* Problem details: Every line that includes the word "Sociedad" is to be listed.
%%
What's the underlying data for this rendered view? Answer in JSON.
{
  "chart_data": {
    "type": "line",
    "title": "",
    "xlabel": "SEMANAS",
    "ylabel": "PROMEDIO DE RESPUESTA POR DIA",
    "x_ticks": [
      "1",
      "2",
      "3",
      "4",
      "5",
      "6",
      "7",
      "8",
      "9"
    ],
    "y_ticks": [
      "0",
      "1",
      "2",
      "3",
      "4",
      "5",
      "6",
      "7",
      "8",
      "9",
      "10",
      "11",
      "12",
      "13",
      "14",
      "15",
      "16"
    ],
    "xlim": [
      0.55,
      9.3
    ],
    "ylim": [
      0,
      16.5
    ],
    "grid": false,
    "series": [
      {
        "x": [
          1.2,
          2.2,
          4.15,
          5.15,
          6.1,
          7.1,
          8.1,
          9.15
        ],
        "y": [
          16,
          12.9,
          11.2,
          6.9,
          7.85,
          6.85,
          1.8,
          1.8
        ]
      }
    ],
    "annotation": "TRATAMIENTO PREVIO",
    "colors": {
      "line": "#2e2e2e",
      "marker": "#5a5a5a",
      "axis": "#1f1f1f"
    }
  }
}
%%
%%
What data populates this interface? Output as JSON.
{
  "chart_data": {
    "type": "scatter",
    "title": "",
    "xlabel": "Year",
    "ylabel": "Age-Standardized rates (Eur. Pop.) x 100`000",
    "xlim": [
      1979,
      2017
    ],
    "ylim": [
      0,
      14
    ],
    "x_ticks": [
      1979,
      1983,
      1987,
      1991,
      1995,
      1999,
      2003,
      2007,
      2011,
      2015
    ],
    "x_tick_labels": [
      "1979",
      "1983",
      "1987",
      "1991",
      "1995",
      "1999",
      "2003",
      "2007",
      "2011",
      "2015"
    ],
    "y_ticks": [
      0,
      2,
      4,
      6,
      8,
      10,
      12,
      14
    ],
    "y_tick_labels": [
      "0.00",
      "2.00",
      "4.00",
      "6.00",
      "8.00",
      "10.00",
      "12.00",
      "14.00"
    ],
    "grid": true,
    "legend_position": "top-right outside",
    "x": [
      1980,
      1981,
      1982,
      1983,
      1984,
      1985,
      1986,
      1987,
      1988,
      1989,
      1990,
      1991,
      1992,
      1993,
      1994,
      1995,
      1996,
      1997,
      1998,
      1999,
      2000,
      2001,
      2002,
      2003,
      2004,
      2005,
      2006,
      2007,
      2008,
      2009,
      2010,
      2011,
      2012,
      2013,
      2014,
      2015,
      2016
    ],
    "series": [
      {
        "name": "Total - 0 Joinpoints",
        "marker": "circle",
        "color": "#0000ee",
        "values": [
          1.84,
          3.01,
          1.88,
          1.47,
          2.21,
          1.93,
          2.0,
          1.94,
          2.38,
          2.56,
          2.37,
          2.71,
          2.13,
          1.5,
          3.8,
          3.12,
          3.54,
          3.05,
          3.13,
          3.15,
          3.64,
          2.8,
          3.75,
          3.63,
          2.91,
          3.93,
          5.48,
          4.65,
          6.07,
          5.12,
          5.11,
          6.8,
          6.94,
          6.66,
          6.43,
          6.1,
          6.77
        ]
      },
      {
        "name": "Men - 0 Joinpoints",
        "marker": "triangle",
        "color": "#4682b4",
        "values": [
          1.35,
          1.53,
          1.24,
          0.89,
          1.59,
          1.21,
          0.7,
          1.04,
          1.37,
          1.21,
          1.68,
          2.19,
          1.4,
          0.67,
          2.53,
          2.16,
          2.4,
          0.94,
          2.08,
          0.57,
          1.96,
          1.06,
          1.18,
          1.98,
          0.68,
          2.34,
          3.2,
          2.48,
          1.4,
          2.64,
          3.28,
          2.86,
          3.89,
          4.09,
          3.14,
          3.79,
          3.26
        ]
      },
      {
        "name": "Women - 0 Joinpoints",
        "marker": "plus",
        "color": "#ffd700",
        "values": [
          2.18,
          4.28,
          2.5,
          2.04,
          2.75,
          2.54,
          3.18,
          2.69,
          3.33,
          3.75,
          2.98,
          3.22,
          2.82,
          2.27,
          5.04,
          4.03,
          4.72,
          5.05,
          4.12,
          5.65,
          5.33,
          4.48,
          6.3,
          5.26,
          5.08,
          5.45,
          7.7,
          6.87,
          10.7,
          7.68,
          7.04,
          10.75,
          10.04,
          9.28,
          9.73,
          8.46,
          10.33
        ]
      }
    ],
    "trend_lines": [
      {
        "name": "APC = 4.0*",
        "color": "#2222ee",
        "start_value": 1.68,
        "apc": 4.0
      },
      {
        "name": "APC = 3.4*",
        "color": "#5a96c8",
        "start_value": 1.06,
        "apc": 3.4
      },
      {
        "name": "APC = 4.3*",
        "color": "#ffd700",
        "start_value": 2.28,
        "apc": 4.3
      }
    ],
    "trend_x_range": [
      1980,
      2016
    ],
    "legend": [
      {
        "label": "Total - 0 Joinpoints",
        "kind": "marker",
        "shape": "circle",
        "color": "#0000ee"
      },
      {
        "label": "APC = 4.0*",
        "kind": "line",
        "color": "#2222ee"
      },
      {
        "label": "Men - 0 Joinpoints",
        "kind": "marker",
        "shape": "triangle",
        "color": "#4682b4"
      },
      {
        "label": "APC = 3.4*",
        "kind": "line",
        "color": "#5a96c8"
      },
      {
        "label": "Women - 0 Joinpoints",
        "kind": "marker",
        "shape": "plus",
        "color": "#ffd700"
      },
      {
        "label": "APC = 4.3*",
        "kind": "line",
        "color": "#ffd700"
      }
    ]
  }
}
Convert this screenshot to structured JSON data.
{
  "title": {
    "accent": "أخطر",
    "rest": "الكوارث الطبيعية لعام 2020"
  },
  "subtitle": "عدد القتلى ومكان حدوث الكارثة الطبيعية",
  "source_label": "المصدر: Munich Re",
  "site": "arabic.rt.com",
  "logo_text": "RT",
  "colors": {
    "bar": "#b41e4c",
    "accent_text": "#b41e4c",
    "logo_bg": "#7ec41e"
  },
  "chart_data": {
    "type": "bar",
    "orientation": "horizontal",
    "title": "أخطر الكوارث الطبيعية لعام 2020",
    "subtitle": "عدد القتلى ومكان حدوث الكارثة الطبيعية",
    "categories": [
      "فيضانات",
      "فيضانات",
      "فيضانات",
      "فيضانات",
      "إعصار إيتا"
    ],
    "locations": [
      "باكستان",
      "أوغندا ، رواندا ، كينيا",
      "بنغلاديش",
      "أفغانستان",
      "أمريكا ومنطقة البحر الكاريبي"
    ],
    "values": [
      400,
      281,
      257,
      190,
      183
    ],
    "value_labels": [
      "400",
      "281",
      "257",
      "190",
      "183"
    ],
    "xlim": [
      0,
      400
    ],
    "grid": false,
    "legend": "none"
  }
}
%%
%%
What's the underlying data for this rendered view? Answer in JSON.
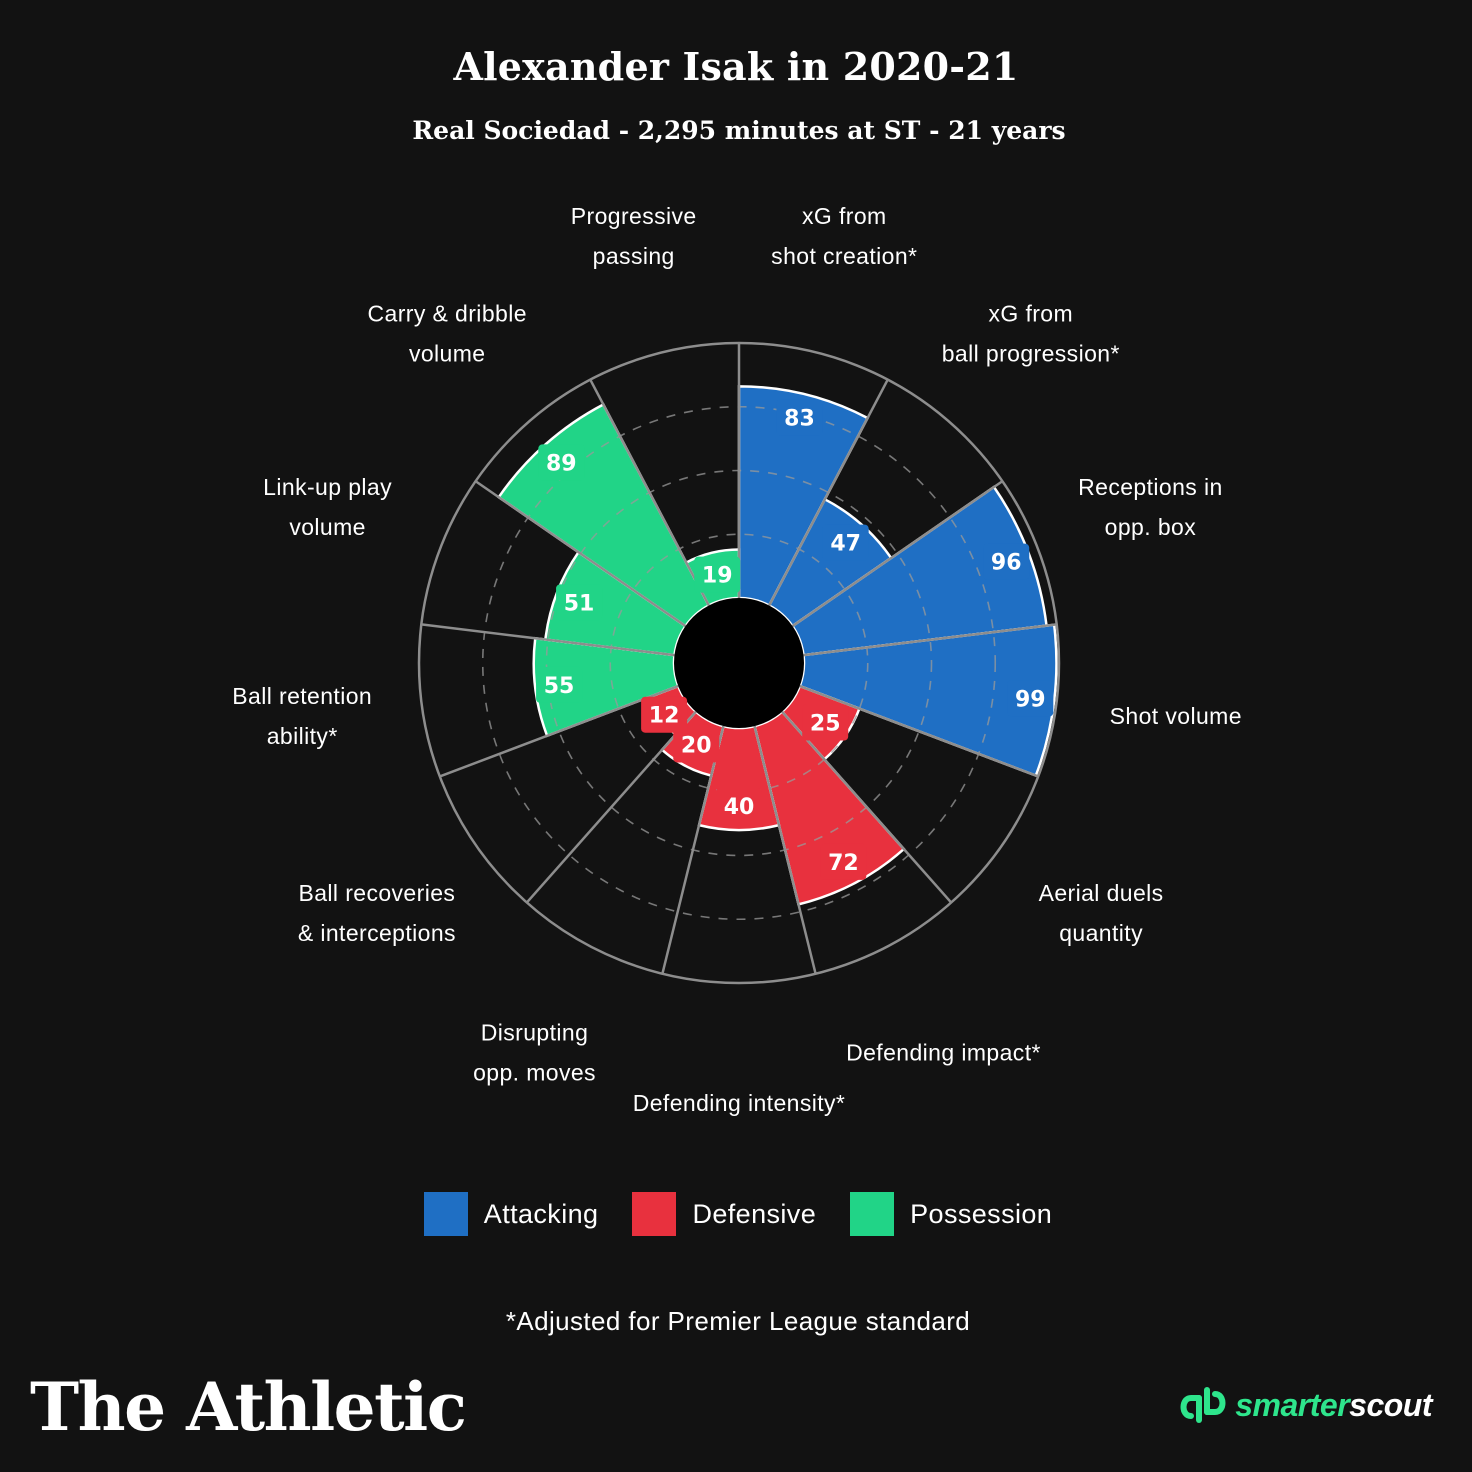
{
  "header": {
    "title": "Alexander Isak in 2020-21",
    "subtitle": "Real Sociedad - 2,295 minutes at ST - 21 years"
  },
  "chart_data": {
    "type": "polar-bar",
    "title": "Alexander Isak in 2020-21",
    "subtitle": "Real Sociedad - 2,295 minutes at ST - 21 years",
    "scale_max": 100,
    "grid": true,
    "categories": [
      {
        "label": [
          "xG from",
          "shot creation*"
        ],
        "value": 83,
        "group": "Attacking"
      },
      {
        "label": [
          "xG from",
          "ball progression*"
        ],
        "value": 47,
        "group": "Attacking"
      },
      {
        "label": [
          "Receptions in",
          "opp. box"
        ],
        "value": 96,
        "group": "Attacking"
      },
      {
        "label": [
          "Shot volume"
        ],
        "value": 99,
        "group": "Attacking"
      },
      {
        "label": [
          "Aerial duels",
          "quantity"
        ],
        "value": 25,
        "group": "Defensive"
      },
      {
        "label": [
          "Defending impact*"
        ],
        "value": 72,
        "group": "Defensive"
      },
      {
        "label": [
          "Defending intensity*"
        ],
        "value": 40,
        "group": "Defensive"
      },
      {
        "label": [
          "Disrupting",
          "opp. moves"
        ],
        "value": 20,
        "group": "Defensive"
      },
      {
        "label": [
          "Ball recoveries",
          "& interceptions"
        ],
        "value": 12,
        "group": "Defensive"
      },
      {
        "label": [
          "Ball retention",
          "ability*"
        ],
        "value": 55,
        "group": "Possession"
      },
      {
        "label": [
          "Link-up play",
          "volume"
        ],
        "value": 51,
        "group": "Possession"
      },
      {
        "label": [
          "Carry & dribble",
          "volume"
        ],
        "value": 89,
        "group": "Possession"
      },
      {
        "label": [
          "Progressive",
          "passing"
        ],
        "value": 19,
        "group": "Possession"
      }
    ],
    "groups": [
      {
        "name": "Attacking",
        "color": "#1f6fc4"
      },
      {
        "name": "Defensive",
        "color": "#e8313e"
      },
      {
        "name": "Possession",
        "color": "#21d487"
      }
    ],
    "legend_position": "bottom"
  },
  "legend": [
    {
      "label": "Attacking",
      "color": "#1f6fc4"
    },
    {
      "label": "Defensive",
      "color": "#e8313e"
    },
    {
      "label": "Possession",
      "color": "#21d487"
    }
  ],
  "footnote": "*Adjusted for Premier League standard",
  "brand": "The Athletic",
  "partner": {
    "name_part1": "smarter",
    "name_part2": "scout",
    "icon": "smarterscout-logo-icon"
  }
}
%%
* Complete answer:
    "subtitle": "Real Sociedad - 2,295 minutes at ST - 21 years"
    "subtitle": "Real Sociedad - 2,295 minutes at ST - 21 years",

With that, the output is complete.